Count the lines in the records below that contain the word "search", and reply with only that number.

▸ **Data items**
┄┄┄┄┄┄┄┄┄┄
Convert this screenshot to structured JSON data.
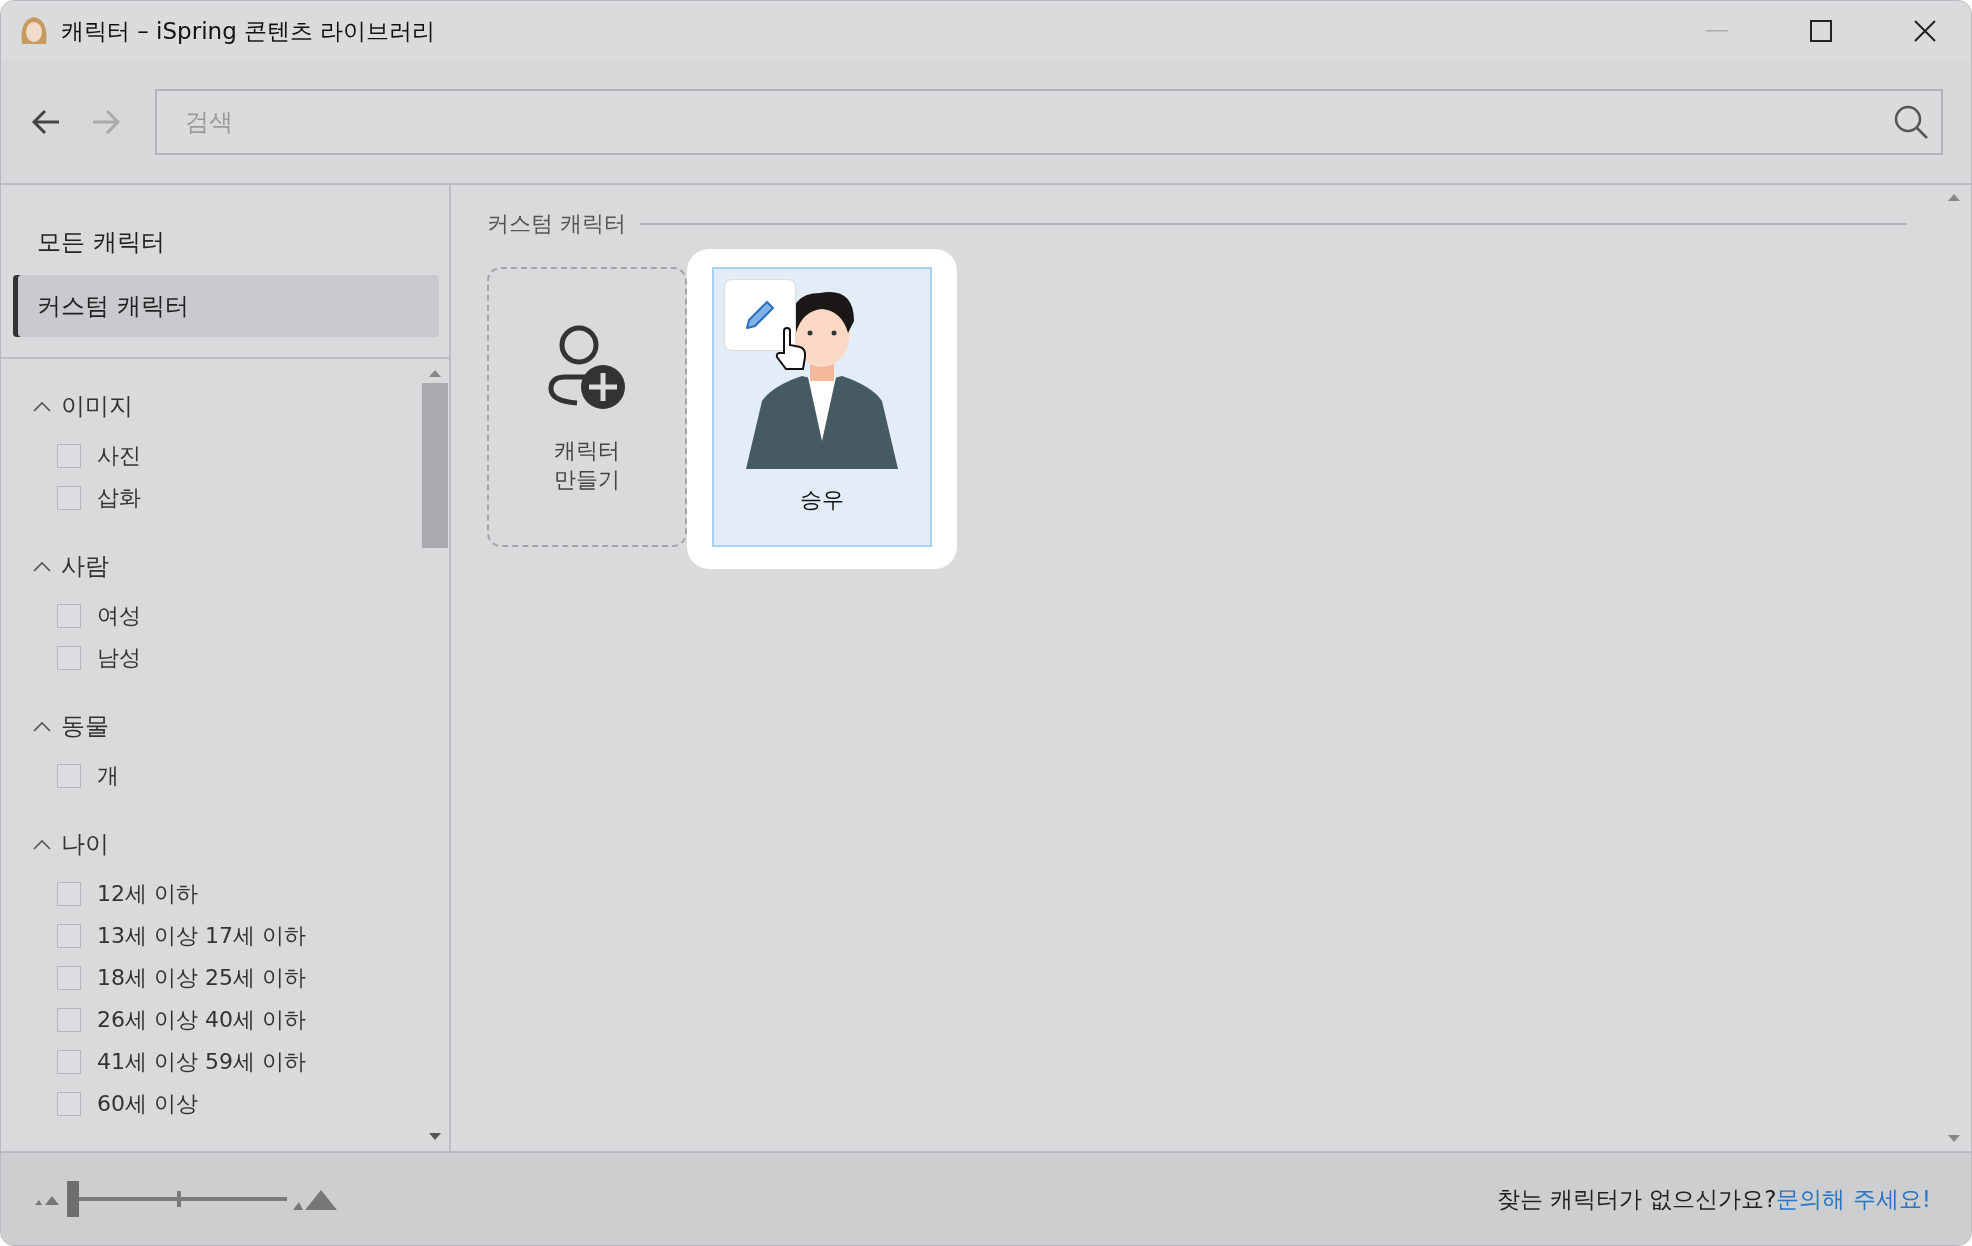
{
  "window": {
    "title": "캐릭터 – iSpring 콘텐츠 라이브러리"
  },
  "search": {
    "placeholder": "검색"
  },
  "nav": {
    "back_disabled": false,
    "forward_disabled": true
  },
  "sidebar": {
    "items": [
      {
        "label": "모든 캐릭터",
        "selected": false
      },
      {
        "label": "커스텀 캐릭터",
        "selected": true
      }
    ],
    "filters": [
      {
        "title": "이미지",
        "expanded": true,
        "options": [
          {
            "label": "사진",
            "checked": false
          },
          {
            "label": "삽화",
            "checked": false
          }
        ]
      },
      {
        "title": "사람",
        "expanded": true,
        "options": [
          {
            "label": "여성",
            "checked": false
          },
          {
            "label": "남성",
            "checked": false
          }
        ]
      },
      {
        "title": "동물",
        "expanded": true,
        "options": [
          {
            "label": "개",
            "checked": false
          }
        ]
      },
      {
        "title": "나이",
        "expanded": true,
        "options": [
          {
            "label": "12세 이하",
            "checked": false
          },
          {
            "label": "13세 이상 17세 이하",
            "checked": false
          },
          {
            "label": "18세 이상 25세 이하",
            "checked": false
          },
          {
            "label": "26세 이상 40세 이하",
            "checked": false
          },
          {
            "label": "41세 이상 59세 이하",
            "checked": false
          },
          {
            "label": "60세 이상",
            "checked": false
          }
        ]
      }
    ]
  },
  "section": {
    "title": "커스텀 캐릭터",
    "cards": [
      {
        "kind": "create",
        "label": "캐릭터\n만들기",
        "selected": false
      },
      {
        "kind": "character",
        "label": "승우",
        "selected": true
      }
    ]
  },
  "footer": {
    "size_slider": {
      "level": 0
    },
    "prompt": "찾는 캐릭터가 없으신가요?",
    "link": "문의해 주세요!"
  }
}
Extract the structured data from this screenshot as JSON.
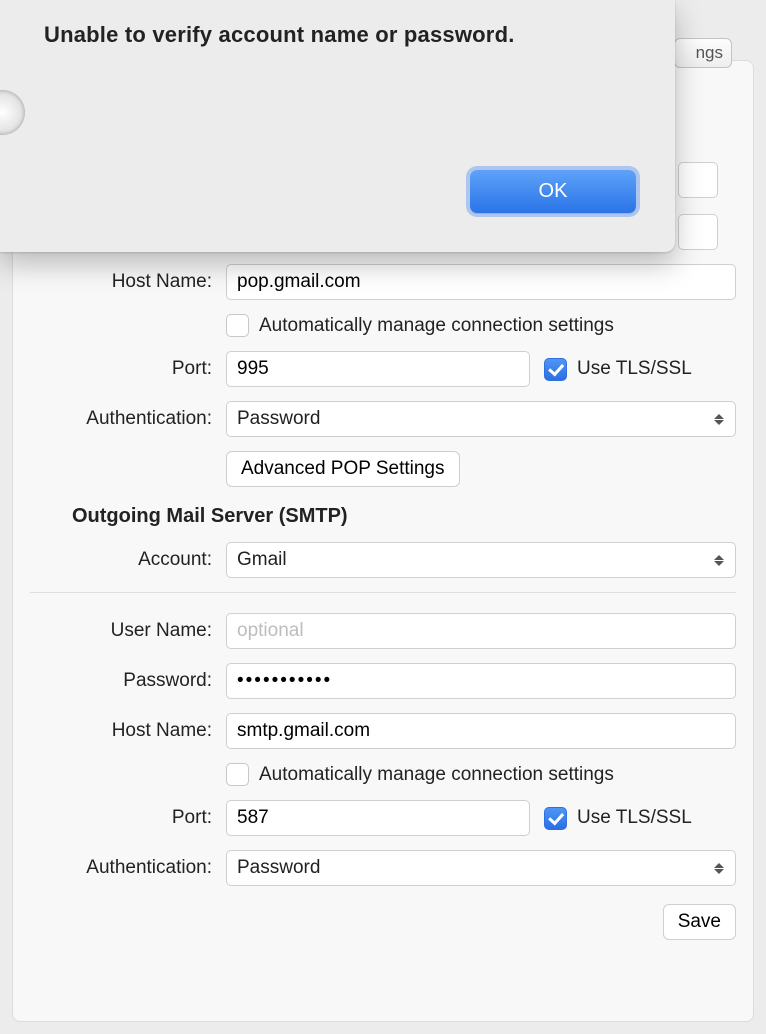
{
  "sheet": {
    "title": "Unable to verify account name or password.",
    "ok": "OK"
  },
  "tab_fragment": "ngs",
  "incoming": {
    "host_label": "Host Name:",
    "host_value": "pop.gmail.com",
    "auto_label": "Automatically manage connection settings",
    "auto_checked": false,
    "port_label": "Port:",
    "port_value": "995",
    "tls_label": "Use TLS/SSL",
    "tls_checked": true,
    "auth_label": "Authentication:",
    "auth_value": "Password",
    "advanced": "Advanced POP Settings"
  },
  "smtp_title": "Outgoing Mail Server (SMTP)",
  "smtp": {
    "account_label": "Account:",
    "account_value": "Gmail",
    "user_label": "User Name:",
    "user_value": "",
    "user_placeholder": "optional",
    "password_label": "Password:",
    "password_value": "•••••••••••",
    "host_label": "Host Name:",
    "host_value": "smtp.gmail.com",
    "auto_label": "Automatically manage connection settings",
    "auto_checked": false,
    "port_label": "Port:",
    "port_value": "587",
    "tls_label": "Use TLS/SSL",
    "tls_checked": true,
    "auth_label": "Authentication:",
    "auth_value": "Password"
  },
  "save_label": "Save"
}
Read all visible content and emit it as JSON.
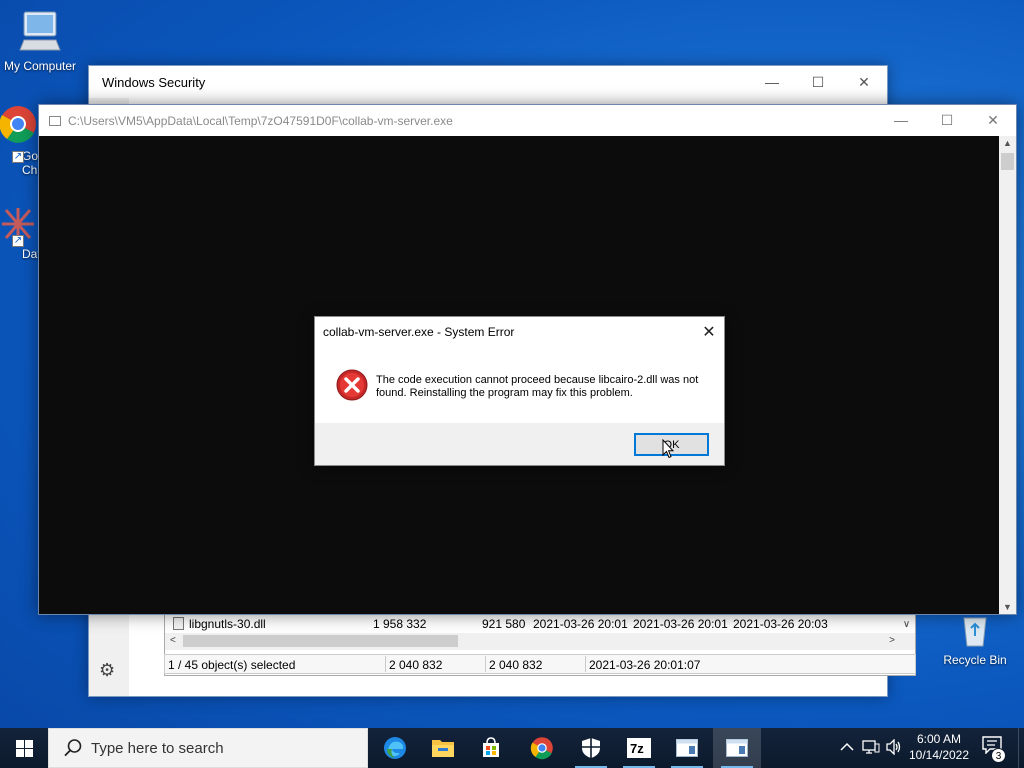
{
  "desktop": {
    "icons": [
      {
        "label": "My Computer"
      },
      {
        "label": "Goo\nChro"
      },
      {
        "label": "DataW"
      },
      {
        "label": "Recycle Bin"
      }
    ]
  },
  "security_window": {
    "title": "Windows Security",
    "file_row": {
      "name": "libgnutls-30.dll",
      "size": "1 958 332",
      "packed": "921 580",
      "modified": "2021-03-26 20:01",
      "created": "2021-03-26 20:01",
      "accessed": "2021-03-26 20:03"
    },
    "status": {
      "selected": "1 / 45 object(s) selected",
      "size": "2 040 832",
      "packed": "2 040 832",
      "modified": "2021-03-26 20:01:07"
    }
  },
  "console_window": {
    "title": "C:\\Users\\VM5\\AppData\\Local\\Temp\\7zO47591D0F\\collab-vm-server.exe"
  },
  "error_dialog": {
    "title": "collab-vm-server.exe - System Error",
    "message": "The code execution cannot proceed because libcairo-2.dll was not found. Reinstalling the program may fix this problem.",
    "ok_label": "OK"
  },
  "taskbar": {
    "search_placeholder": "Type here to search",
    "apps": [
      "edge-icon",
      "file-explorer-icon",
      "store-icon",
      "chrome-icon",
      "security-icon",
      "7zip-icon",
      "window-app-icon",
      "window-app-icon"
    ],
    "time": "6:00 AM",
    "date": "10/14/2022",
    "notification_count": "3"
  },
  "colors": {
    "accent": "#0078d7",
    "error_red": "#d32f2f"
  }
}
┄┄┄┄┄┄┄┄┄┄
▸ **Exercise result**
2